- [SHORT PROBLEM] Where a line below holds the string "type", copy that line.

▬▬▬▬▬▬

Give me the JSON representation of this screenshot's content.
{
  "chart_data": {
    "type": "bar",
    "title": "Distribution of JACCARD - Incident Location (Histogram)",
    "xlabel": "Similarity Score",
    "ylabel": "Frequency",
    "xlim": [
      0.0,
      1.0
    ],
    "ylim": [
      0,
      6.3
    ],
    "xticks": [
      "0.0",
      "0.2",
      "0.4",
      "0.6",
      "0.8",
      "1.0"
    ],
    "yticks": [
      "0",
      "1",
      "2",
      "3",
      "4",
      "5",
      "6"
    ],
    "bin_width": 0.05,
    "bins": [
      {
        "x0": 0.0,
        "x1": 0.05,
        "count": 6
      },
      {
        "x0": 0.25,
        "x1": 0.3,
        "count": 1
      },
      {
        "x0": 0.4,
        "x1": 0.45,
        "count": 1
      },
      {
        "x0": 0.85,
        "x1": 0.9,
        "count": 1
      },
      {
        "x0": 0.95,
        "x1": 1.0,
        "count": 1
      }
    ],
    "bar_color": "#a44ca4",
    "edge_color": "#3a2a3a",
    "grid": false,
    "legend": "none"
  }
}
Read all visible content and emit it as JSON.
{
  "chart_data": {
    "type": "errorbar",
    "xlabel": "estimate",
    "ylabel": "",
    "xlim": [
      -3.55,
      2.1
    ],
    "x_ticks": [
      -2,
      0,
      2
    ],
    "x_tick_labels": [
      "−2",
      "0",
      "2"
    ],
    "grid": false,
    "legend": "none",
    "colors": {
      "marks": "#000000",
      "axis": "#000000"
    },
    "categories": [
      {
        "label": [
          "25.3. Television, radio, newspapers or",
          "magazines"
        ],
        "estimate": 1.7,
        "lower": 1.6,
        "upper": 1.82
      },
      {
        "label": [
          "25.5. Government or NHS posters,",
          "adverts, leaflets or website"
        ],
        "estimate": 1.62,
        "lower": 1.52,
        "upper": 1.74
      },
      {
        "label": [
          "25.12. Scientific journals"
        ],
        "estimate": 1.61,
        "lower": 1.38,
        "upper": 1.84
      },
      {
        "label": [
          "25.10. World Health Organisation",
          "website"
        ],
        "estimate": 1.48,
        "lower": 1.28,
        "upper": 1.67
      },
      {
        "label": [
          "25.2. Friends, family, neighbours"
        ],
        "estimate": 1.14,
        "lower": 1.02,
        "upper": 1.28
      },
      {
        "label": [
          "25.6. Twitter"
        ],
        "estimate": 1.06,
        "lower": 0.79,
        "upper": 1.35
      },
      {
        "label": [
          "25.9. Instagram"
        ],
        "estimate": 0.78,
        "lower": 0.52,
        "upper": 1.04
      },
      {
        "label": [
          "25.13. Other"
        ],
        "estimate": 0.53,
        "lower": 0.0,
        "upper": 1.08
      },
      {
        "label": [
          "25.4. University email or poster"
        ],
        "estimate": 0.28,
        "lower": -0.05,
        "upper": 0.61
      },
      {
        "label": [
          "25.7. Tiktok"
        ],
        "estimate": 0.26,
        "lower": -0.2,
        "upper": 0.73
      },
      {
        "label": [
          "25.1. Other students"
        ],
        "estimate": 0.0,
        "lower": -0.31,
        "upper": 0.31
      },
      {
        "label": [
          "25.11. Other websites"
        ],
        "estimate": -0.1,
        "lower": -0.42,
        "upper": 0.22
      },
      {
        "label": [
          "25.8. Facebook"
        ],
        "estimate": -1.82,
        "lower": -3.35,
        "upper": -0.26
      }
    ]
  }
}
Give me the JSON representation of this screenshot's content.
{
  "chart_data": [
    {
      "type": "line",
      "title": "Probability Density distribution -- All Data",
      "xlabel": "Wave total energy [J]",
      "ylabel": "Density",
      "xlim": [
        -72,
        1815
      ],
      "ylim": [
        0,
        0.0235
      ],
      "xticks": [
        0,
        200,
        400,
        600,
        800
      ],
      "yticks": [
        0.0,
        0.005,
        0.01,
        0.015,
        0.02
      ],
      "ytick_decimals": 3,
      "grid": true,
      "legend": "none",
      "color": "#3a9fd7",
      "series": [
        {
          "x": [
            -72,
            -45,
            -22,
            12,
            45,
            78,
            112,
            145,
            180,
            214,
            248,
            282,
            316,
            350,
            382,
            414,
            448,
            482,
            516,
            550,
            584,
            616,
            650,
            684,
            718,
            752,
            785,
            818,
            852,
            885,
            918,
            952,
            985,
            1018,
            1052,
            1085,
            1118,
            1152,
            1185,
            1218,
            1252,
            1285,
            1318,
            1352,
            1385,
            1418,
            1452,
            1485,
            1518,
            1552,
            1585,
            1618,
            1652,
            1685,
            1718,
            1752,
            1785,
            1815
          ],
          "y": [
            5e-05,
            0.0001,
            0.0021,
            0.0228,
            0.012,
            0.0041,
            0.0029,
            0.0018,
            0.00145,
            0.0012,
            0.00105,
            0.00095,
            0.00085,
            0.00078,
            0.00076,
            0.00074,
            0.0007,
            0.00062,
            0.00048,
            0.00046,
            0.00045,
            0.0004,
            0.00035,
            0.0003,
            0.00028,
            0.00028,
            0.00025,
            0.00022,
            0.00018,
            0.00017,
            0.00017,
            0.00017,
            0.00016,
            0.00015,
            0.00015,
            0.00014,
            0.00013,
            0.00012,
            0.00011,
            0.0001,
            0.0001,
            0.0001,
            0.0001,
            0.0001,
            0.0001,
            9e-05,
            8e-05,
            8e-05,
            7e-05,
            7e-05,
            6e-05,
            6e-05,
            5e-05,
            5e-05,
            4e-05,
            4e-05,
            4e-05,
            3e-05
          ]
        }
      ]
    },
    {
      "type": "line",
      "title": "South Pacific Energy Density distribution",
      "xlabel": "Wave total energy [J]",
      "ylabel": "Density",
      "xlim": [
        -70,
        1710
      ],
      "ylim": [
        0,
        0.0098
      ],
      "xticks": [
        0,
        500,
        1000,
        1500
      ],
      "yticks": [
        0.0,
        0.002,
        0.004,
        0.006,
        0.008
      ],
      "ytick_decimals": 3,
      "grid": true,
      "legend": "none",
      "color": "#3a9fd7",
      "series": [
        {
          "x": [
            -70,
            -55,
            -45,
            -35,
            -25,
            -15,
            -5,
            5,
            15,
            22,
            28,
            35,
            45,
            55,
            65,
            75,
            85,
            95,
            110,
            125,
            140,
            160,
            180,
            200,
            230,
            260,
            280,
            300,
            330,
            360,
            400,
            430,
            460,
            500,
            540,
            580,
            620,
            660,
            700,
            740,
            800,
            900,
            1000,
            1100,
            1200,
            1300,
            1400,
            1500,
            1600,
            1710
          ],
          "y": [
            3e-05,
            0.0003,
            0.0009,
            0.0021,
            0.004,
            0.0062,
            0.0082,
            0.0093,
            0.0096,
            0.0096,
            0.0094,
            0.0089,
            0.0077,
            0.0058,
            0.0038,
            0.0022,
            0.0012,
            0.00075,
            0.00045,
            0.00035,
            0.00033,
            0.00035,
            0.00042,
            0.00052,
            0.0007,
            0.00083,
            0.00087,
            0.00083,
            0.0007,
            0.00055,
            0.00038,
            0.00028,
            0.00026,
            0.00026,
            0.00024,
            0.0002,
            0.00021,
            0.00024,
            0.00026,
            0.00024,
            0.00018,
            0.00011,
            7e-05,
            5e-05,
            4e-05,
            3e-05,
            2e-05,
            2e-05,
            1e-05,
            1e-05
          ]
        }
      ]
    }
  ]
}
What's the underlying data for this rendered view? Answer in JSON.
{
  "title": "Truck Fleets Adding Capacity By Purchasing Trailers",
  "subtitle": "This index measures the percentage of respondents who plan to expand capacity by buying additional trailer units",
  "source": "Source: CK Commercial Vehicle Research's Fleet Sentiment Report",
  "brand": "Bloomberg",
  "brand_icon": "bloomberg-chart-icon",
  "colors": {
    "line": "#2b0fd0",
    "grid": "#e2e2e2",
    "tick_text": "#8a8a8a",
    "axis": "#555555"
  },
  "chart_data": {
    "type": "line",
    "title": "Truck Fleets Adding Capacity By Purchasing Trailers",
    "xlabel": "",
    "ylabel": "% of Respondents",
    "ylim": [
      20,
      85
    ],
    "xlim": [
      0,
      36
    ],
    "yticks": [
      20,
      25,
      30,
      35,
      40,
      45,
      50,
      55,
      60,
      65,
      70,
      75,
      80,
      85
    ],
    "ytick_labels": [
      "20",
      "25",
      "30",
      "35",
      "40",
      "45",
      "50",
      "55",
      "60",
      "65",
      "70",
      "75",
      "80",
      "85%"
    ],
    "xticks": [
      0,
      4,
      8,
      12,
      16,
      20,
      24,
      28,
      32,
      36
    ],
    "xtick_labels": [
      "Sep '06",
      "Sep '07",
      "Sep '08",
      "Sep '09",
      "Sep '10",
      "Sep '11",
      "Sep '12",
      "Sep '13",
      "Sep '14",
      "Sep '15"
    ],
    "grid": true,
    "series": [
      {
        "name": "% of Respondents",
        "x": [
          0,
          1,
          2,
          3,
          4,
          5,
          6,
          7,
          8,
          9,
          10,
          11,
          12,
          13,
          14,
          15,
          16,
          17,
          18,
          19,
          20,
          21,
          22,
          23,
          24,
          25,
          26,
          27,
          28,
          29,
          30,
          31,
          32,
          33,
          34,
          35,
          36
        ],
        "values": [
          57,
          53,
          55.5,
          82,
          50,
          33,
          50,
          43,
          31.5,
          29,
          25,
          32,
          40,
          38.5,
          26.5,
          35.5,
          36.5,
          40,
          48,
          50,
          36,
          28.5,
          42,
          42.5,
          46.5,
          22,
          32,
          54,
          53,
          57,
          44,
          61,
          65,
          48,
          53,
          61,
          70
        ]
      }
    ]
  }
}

▬▬▬▬▬▬

- [TASK RESULT]
    "type": "bar",
    "type": "errorbar",
      "type": "line",
      "type": "line",
    "type": "line",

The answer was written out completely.